__Instruction A__:
Write out everything in the case summary from "The district court then" down to "trial. Id. at *3.", renaming "use immunity" to "testimonial immunity".

The district court then interjected and had a little talk with Fernandez’s counsel and Fernandez – after which Fernandez promptly took the Fifth. Id. at *3. Flores-Blanco sought use immunity from the government and Court. Both refused, Fernandez never made the witness stand, and Flores-Blanco was convicted at trial. Id. at *3.

Issue(s): “Flores-Blanco . . . challenges the district court’s refusal to compel the government to grant Fernandez use immunity.” Id. at *3.

Held: “We conclude that there was no error [in the refusal to compel the grant of use immunity.” Id. at *3. “There was also no plain error in the district court’s failure to conduct additional inquiry into the propriety of Fernandez’s invocation of his Fifth Amendment privilege.” Id. “For similar reasons, the district court did not plainly err by not inquiring into the scope of Fernandez’s assertion of his Fifth Amendment privilege.” Id. at *4.

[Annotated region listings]
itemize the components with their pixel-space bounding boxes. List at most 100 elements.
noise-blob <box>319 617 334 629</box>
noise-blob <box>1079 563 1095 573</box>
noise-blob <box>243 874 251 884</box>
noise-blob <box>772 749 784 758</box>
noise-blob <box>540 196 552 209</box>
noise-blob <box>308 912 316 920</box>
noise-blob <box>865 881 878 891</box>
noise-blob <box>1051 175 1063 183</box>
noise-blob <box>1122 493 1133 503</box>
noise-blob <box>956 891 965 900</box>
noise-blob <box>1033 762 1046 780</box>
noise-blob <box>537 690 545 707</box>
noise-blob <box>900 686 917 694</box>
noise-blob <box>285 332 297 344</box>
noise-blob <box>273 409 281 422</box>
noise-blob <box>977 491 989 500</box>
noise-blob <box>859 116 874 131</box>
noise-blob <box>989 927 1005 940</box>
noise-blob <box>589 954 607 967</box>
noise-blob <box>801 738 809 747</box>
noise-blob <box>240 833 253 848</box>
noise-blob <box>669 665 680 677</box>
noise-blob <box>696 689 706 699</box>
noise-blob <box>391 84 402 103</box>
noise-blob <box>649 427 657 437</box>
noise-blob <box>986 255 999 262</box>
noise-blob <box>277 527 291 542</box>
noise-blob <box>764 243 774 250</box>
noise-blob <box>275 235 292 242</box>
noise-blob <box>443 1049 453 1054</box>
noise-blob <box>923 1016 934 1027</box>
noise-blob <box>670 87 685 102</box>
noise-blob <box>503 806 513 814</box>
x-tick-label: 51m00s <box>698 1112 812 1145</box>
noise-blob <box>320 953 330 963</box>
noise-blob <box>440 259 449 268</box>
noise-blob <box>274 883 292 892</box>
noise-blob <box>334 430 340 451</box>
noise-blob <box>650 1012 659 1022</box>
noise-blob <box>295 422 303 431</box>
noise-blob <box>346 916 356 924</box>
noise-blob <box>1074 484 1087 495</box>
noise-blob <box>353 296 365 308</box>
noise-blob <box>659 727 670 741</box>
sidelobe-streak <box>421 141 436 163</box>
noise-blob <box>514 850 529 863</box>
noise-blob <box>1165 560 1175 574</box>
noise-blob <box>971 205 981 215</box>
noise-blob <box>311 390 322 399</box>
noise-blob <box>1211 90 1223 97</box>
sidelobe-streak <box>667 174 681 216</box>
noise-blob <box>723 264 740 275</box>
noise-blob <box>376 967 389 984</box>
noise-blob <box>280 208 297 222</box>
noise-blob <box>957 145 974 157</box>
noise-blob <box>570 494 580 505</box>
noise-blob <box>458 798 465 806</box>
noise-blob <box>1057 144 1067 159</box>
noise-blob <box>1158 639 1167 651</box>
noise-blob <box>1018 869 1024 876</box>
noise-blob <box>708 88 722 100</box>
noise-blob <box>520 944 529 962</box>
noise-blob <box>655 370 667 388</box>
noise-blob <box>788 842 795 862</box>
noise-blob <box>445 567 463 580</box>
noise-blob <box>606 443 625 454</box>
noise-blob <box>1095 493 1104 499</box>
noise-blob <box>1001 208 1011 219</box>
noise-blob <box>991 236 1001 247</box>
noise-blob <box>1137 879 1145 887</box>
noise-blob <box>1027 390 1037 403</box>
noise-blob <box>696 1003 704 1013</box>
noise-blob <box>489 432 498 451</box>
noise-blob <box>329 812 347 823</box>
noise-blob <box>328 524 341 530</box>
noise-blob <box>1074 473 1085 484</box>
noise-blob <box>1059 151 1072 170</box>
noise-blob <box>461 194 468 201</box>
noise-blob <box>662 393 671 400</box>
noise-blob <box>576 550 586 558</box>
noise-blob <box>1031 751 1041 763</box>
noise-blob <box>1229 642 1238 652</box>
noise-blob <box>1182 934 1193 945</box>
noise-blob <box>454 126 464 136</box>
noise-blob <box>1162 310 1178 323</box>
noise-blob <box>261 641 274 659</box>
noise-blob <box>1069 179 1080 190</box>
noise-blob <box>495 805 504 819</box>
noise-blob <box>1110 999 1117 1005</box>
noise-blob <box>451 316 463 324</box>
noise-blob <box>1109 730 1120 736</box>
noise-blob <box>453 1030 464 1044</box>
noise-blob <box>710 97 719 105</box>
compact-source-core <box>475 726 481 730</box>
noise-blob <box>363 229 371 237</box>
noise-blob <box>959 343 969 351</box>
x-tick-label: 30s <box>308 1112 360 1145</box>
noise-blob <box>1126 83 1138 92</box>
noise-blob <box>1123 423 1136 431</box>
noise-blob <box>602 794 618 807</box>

__Instruction B__:
Count the lines in the entries that contain the string "label" and give only that number.

__Correct result A__:
The district court then interjected and had a little talk with Fernandez’s counsel and Fernandez – after which Fernandez promptly took the Fifth. Id. at *3. Flores-Blanco sought testimonial immunity from the government and Court. Both refused, Fernandez never made the witness stand, and Flores-Blanco was convicted at trial. Id. at *3.

__Correct result B__:
2